● Task objective
Copy out each line of the material below with no changes.

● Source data
▬▬▬

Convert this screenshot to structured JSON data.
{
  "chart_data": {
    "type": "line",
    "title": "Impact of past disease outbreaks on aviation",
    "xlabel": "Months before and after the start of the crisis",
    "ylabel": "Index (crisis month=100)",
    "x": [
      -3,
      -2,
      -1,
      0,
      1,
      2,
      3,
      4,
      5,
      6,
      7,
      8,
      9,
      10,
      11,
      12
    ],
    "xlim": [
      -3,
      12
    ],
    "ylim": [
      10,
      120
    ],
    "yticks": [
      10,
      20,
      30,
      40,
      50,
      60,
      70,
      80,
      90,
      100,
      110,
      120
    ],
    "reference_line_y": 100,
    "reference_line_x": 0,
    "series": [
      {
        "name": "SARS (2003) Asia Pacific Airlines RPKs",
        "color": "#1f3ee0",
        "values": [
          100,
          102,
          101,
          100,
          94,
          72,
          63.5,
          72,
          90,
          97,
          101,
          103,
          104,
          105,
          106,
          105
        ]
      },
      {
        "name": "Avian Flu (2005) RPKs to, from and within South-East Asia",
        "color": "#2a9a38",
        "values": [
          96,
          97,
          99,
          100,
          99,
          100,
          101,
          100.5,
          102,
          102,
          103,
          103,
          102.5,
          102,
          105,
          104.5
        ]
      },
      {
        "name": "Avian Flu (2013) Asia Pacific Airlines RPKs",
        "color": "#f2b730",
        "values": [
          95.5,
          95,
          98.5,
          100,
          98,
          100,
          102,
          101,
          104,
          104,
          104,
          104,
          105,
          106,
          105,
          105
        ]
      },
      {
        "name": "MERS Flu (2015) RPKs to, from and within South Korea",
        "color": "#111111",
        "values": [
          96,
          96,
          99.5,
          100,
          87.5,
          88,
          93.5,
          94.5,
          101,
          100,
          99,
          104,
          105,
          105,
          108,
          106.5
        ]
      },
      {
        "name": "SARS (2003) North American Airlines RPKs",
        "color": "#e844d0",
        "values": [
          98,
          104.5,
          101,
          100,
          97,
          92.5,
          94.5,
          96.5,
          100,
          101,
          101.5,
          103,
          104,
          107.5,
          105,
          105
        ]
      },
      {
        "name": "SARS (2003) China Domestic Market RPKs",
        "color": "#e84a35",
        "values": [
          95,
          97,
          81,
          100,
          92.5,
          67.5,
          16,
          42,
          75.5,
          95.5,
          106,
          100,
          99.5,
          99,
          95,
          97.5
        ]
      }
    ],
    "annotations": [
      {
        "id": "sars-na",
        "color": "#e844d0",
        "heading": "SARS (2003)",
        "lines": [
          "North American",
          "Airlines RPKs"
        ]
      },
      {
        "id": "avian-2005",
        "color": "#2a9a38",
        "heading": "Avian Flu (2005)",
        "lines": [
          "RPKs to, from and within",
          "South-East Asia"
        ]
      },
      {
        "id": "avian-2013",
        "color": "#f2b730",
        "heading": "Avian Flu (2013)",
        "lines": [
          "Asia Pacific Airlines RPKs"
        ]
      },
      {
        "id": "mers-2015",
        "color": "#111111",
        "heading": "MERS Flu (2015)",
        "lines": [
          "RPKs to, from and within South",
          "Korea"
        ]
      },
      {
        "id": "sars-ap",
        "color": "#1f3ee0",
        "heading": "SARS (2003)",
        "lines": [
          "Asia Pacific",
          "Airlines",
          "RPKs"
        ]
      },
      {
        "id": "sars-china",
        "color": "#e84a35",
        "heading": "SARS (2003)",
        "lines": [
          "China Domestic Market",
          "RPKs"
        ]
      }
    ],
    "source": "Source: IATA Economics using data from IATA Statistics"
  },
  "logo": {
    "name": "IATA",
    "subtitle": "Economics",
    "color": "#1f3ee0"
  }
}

▬▬▬

● Response for this exercise
Convert this screenshot to structured JSON data.
{
  "chart_data": {
    "type": "line",
    "title": "Impact of past disease outbreaks on aviation",
    "xlabel": "Months before and after the start of the crisis",
    "ylabel": "Index (crisis month=100)",
    "x": [
      -3,
      -2,
      -1,
      0,
      1,
      2,
      3,
      4,
      5,
      6,
      7,
      8,
      9,
      10,
      11,
      12
    ],
    "xlim": [
      -3,
      12
    ],
    "ylim": [
      10,
      120
    ],
    "yticks": [
      10,
      20,
      30,
      40,
      50,
      60,
      70,
      80,
      90,
      100,
      110,
      120
    ],
    "reference_line_y": 100,
    "reference_line_x": 0,
    "series": [
      {
        "name": "SARS (2003) Asia Pacific Airlines RPKs",
        "color": "#1f3ee0",
        "values": [
          100,
          102,
          101,
          100,
          94,
          72,
          63.5,
          72,
          90,
          97,
          101,
          103,
          104,
          105,
          106,
          105
        ]
      },
      {
        "name": "Avian Flu (2005) RPKs to, from and within South-East Asia",
        "color": "#2a9a38",
        "values": [
          96,
          97,
          99,
          100,
          99,
          100,
          101,
          100.5,
          102,
          102,
          103,
          103,
          102.5,
          102,
          105,
          104.5
        ]
      },
      {
        "name": "Avian Flu (2013) Asia Pacific Airlines RPKs",
        "color": "#f2b730",
        "values": [
          95.5,
          95,
          98.5,
          100,
          98,
          100,
          102,
          101,
          104,
          104,
          104,
          104,
          105,
          106,
          105,
          105
        ]
      },
      {
        "name": "MERS Flu (2015) RPKs to, from and within South Korea",
        "color": "#111111",
        "values": [
          96,
          96,
          99.5,
          100,
          87.5,
          88,
          93.5,
          94.5,
          101,
          100,
          99,
          104,
          105,
          105,
          108,
          106.5
        ]
      },
      {
        "name": "SARS (2003) North American Airlines RPKs",
        "color": "#e844d0",
        "values": [
          98,
          104.5,
          101,
          100,
          97,
          92.5,
          94.5,
          96.5,
          100,
          101,
          101.5,
          103,
          104,
          107.5,
          105,
          105
        ]
      },
      {
        "name": "SARS (2003) China Domestic Market RPKs",
        "color": "#e84a35",
        "values": [
          95,
          97,
          81,
          100,
          92.5,
          67.5,
          16,
          42,
          75.5,
          95.5,
          106,
          100,
          99.5,
          99,
          95,
          97.5
        ]
      }
    ],
    "annotations": [
      {
        "id": "sars-na",
        "color": "#e844d0",
        "heading": "SARS (2003)",
        "lines": [
          "North American",
          "Airlines RPKs"
        ]
      },
      {
        "id": "avian-2005",
        "color": "#2a9a38",
        "heading": "Avian Flu (2005)",
        "lines": [
          "RPKs to, from and within",
          "South-East Asia"
        ]
      },
      {
        "id": "avian-2013",
        "color": "#f2b730",
        "heading": "Avian Flu (2013)",
        "lines": [
          "Asia Pacific Airlines RPKs"
        ]
      },
      {
        "id": "mers-2015",
        "color": "#111111",
        "heading": "MERS Flu (2015)",
        "lines": [
          "RPKs to, from and within South",
          "Korea"
        ]
      },
      {
        "id": "sars-ap",
        "color": "#1f3ee0",
        "heading": "SARS (2003)",
        "lines": [
          "Asia Pacific",
          "Airlines",
          "RPKs"
        ]
      },
      {
        "id": "sars-china",
        "color": "#e84a35",
        "heading": "SARS (2003)",
        "lines": [
          "China Domestic Market",
          "RPKs"
        ]
      }
    ],
    "source": "Source: IATA Economics using data from IATA Statistics"
  },
  "logo": {
    "name": "IATA",
    "subtitle": "Economics",
    "color": "#1f3ee0"
  }
}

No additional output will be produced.